• Set exercise
The records below are to be quoted in full; please keep every word exact.

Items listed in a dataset
------------------------------------------------
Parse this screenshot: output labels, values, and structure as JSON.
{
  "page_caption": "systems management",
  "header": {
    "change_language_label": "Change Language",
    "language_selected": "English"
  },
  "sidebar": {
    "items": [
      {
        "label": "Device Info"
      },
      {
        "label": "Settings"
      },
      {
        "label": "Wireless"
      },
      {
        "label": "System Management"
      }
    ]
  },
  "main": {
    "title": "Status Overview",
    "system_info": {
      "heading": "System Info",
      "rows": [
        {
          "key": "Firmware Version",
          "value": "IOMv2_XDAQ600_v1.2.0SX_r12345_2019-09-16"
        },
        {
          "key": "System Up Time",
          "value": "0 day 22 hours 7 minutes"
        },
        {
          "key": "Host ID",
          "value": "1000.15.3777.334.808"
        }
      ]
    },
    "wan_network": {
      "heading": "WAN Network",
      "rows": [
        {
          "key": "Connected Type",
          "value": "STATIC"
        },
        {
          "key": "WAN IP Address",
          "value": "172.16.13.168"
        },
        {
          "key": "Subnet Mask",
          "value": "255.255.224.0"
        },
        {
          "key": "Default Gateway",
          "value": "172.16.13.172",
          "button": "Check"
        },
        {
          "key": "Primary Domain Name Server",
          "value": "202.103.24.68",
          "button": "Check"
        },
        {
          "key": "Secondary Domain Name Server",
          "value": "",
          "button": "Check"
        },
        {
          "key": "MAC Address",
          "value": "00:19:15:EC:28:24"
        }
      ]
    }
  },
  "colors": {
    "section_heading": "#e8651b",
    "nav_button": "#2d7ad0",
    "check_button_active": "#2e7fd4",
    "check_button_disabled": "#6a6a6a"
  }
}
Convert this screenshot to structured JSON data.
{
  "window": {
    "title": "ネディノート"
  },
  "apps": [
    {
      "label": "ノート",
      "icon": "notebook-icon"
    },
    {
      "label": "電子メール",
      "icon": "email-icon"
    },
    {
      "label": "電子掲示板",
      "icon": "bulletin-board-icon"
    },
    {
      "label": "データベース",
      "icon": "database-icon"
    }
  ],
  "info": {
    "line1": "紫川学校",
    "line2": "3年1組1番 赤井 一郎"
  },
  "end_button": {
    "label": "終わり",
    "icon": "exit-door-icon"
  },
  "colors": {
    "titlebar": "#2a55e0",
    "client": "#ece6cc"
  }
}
------------------------------------------------
• The completed task
Parse this screenshot: output labels, values, and structure as JSON.
{
  "page_caption": "systems management",
  "header": {
    "change_language_label": "Change Language",
    "language_selected": "English"
  },
  "sidebar": {
    "items": [
      {
        "label": "Device Info"
      },
      {
        "label": "Settings"
      },
      {
        "label": "Wireless"
      },
      {
        "label": "System Management"
      }
    ]
  },
  "main": {
    "title": "Status Overview",
    "system_info": {
      "heading": "System Info",
      "rows": [
        {
          "key": "Firmware Version",
          "value": "IOMv2_XDAQ600_v1.2.0SX_r12345_2019-09-16"
        },
        {
          "key": "System Up Time",
          "value": "0 day 22 hours 7 minutes"
        },
        {
          "key": "Host ID",
          "value": "1000.15.3777.334.808"
        }
      ]
    },
    "wan_network": {
      "heading": "WAN Network",
      "rows": [
        {
          "key": "Connected Type",
          "value": "STATIC"
        },
        {
          "key": "WAN IP Address",
          "value": "172.16.13.168"
        },
        {
          "key": "Subnet Mask",
          "value": "255.255.224.0"
        },
        {
          "key": "Default Gateway",
          "value": "172.16.13.172",
          "button": "Check"
        },
        {
          "key": "Primary Domain Name Server",
          "value": "202.103.24.68",
          "button": "Check"
        },
        {
          "key": "Secondary Domain Name Server",
          "value": "",
          "button": "Check"
        },
        {
          "key": "MAC Address",
          "value": "00:19:15:EC:28:24"
        }
      ]
    }
  },
  "colors": {
    "section_heading": "#e8651b",
    "nav_button": "#2d7ad0",
    "check_button_active": "#2e7fd4",
    "check_button_disabled": "#6a6a6a"
  }
}
Convert this screenshot to structured JSON data.
{
  "window": {
    "title": "ネディノート"
  },
  "apps": [
    {
      "label": "ノート",
      "icon": "notebook-icon"
    },
    {
      "label": "電子メール",
      "icon": "email-icon"
    },
    {
      "label": "電子掲示板",
      "icon": "bulletin-board-icon"
    },
    {
      "label": "データベース",
      "icon": "database-icon"
    }
  ],
  "info": {
    "line1": "紫川学校",
    "line2": "3年1組1番 赤井 一郎"
  },
  "end_button": {
    "label": "終わり",
    "icon": "exit-door-icon"
  },
  "colors": {
    "titlebar": "#2a55e0",
    "client": "#ece6cc"
  }
}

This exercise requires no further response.